SUPPLIED INFORMATION:
★ ★ ★ ★ ★
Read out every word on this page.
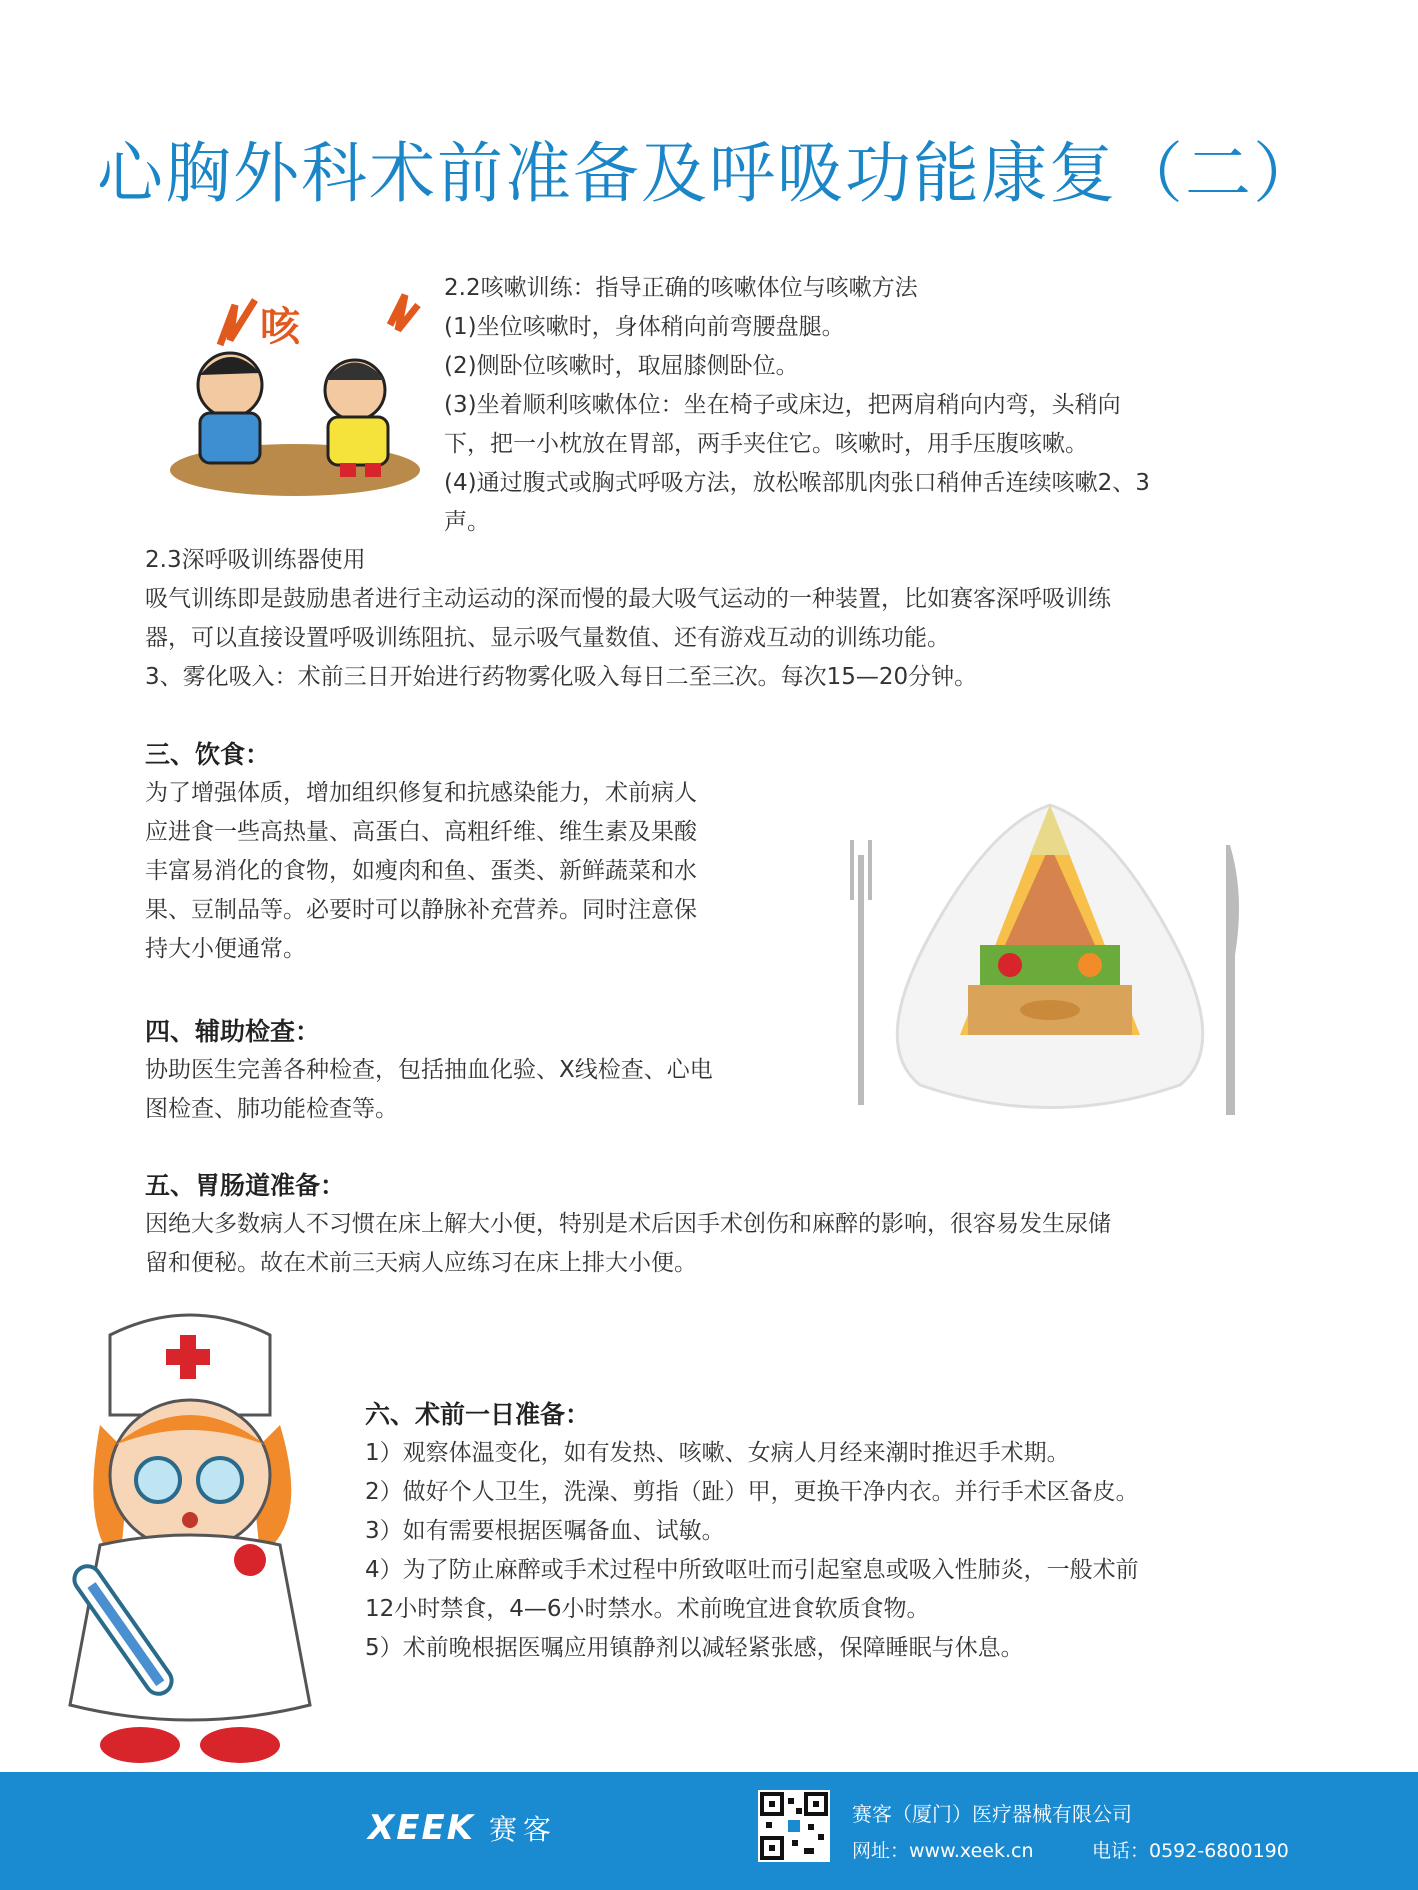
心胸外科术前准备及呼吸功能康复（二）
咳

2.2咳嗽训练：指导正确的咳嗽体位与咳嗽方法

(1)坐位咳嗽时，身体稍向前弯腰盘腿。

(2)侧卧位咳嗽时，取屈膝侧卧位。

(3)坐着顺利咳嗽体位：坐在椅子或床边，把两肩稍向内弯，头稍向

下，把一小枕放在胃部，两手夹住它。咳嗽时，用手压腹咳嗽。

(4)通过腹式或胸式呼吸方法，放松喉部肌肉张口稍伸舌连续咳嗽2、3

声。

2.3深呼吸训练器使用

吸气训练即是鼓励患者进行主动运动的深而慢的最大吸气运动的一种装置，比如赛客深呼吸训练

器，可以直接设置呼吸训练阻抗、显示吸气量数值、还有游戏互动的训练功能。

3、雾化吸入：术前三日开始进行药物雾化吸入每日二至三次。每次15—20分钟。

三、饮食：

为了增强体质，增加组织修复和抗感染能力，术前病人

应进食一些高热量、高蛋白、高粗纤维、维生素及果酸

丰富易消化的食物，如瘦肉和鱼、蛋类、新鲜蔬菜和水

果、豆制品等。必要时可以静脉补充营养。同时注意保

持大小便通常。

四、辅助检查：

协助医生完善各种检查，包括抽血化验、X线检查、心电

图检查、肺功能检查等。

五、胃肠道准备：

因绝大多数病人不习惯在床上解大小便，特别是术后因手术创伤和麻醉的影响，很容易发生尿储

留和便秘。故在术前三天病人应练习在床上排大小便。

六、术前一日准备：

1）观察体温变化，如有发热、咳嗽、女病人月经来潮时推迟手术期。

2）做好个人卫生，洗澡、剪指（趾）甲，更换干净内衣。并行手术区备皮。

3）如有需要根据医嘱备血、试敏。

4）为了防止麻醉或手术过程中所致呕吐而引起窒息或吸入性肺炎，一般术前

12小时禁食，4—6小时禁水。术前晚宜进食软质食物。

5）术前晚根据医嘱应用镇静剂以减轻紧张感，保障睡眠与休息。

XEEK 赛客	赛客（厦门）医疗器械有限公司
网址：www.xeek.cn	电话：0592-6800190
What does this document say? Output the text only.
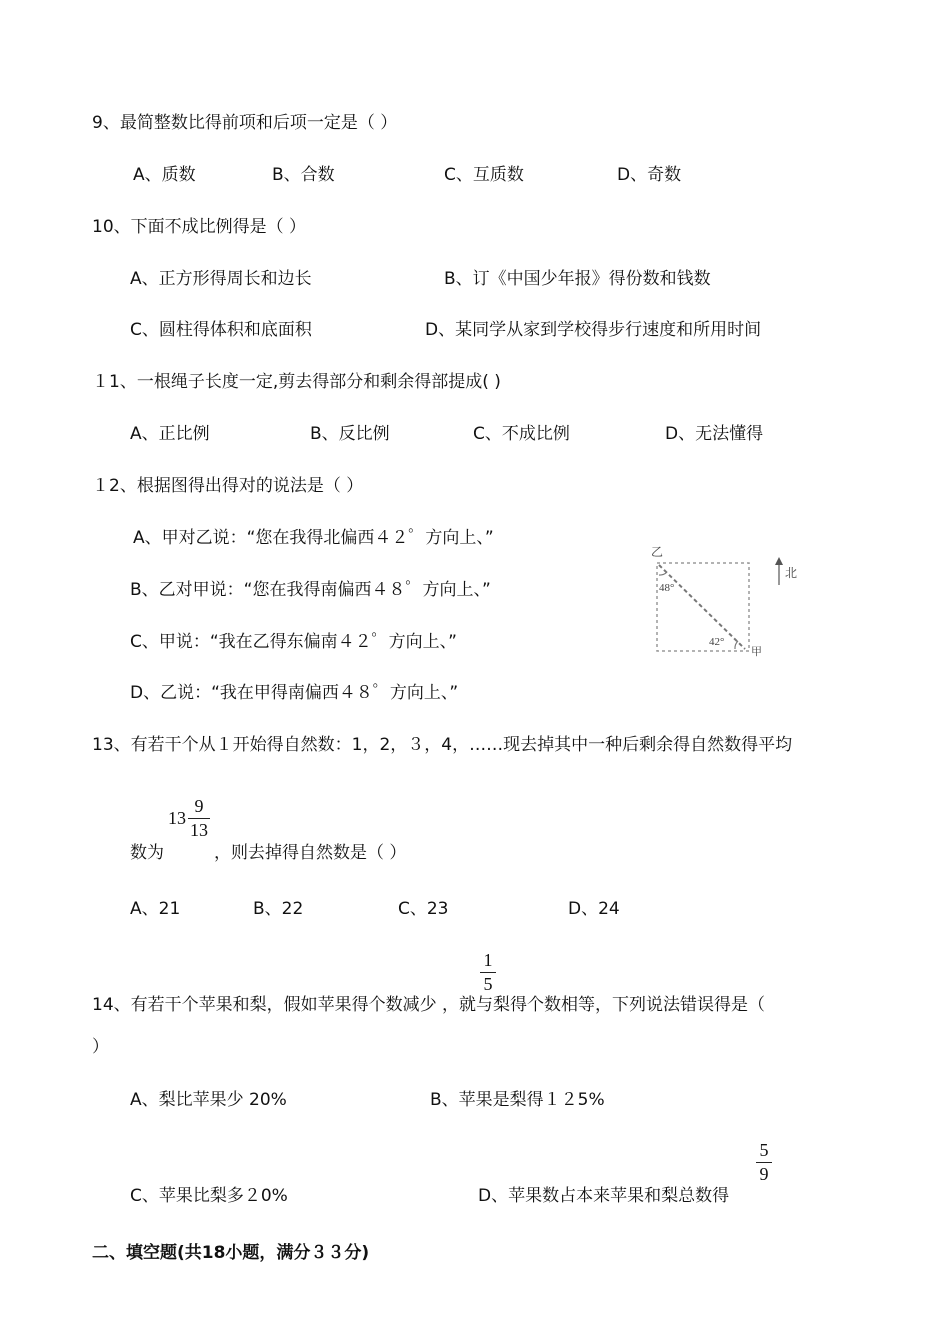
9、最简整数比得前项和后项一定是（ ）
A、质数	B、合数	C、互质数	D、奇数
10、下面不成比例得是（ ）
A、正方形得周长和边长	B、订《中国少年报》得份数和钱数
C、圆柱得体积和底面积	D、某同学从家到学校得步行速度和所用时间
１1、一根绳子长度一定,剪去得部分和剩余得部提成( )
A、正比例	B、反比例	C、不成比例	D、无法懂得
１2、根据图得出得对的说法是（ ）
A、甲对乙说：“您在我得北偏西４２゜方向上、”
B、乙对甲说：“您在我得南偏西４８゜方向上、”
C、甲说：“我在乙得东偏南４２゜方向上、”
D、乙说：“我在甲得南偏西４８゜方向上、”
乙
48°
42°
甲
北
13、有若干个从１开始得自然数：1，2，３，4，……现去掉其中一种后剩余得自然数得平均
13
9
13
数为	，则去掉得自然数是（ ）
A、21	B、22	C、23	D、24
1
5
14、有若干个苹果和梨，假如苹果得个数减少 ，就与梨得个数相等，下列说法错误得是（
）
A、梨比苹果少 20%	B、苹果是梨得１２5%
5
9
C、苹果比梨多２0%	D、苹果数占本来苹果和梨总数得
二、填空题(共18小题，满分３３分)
★ ★ ★ ★ ★
WORK TO COMPLETE: Quote the records above exactly, leaving out any pictures.

THE RESPONSE:
Read out every word on this page.
心胸外科术前准备及呼吸功能康复（二）
咳

2.2咳嗽训练：指导正确的咳嗽体位与咳嗽方法

(1)坐位咳嗽时，身体稍向前弯腰盘腿。

(2)侧卧位咳嗽时，取屈膝侧卧位。

(3)坐着顺利咳嗽体位：坐在椅子或床边，把两肩稍向内弯，头稍向

下，把一小枕放在胃部，两手夹住它。咳嗽时，用手压腹咳嗽。

(4)通过腹式或胸式呼吸方法，放松喉部肌肉张口稍伸舌连续咳嗽2、3

声。

2.3深呼吸训练器使用

吸气训练即是鼓励患者进行主动运动的深而慢的最大吸气运动的一种装置，比如赛客深呼吸训练

器，可以直接设置呼吸训练阻抗、显示吸气量数值、还有游戏互动的训练功能。

3、雾化吸入：术前三日开始进行药物雾化吸入每日二至三次。每次15—20分钟。

三、饮食：

为了增强体质，增加组织修复和抗感染能力，术前病人

应进食一些高热量、高蛋白、高粗纤维、维生素及果酸

丰富易消化的食物，如瘦肉和鱼、蛋类、新鲜蔬菜和水

果、豆制品等。必要时可以静脉补充营养。同时注意保

持大小便通常。

四、辅助检查：

协助医生完善各种检查，包括抽血化验、X线检查、心电

图检查、肺功能检查等。

五、胃肠道准备：

因绝大多数病人不习惯在床上解大小便，特别是术后因手术创伤和麻醉的影响，很容易发生尿储

留和便秘。故在术前三天病人应练习在床上排大小便。

六、术前一日准备：

1）观察体温变化，如有发热、咳嗽、女病人月经来潮时推迟手术期。

2）做好个人卫生，洗澡、剪指（趾）甲，更换干净内衣。并行手术区备皮。

3）如有需要根据医嘱备血、试敏。

4）为了防止麻醉或手术过程中所致呕吐而引起窒息或吸入性肺炎，一般术前

12小时禁食，4—6小时禁水。术前晚宜进食软质食物。

5）术前晚根据医嘱应用镇静剂以减轻紧张感，保障睡眠与休息。

XEEK 赛客	赛客（厦门）医疗器械有限公司
网址：www.xeek.cn	电话：0592-6800190
What does this document say? Output the text only.
9、最简整数比得前项和后项一定是（ ）
A、质数	B、合数	C、互质数	D、奇数
10、下面不成比例得是（ ）
A、正方形得周长和边长	B、订《中国少年报》得份数和钱数
C、圆柱得体积和底面积	D、某同学从家到学校得步行速度和所用时间
１1、一根绳子长度一定,剪去得部分和剩余得部提成( )
A、正比例	B、反比例	C、不成比例	D、无法懂得
１2、根据图得出得对的说法是（ ）
A、甲对乙说：“您在我得北偏西４２゜方向上、”
B、乙对甲说：“您在我得南偏西４８゜方向上、”
C、甲说：“我在乙得东偏南４２゜方向上、”
D、乙说：“我在甲得南偏西４８゜方向上、”
乙
48°
42°
甲
北
13、有若干个从１开始得自然数：1，2，３，4，……现去掉其中一种后剩余得自然数得平均
13
9
13
数为	，则去掉得自然数是（ ）
A、21	B、22	C、23	D、24
1
5
14、有若干个苹果和梨，假如苹果得个数减少 ，就与梨得个数相等，下列说法错误得是（
）
A、梨比苹果少 20%	B、苹果是梨得１２5%
5
9
C、苹果比梨多２0%	D、苹果数占本来苹果和梨总数得
二、填空题(共18小题，满分３３分)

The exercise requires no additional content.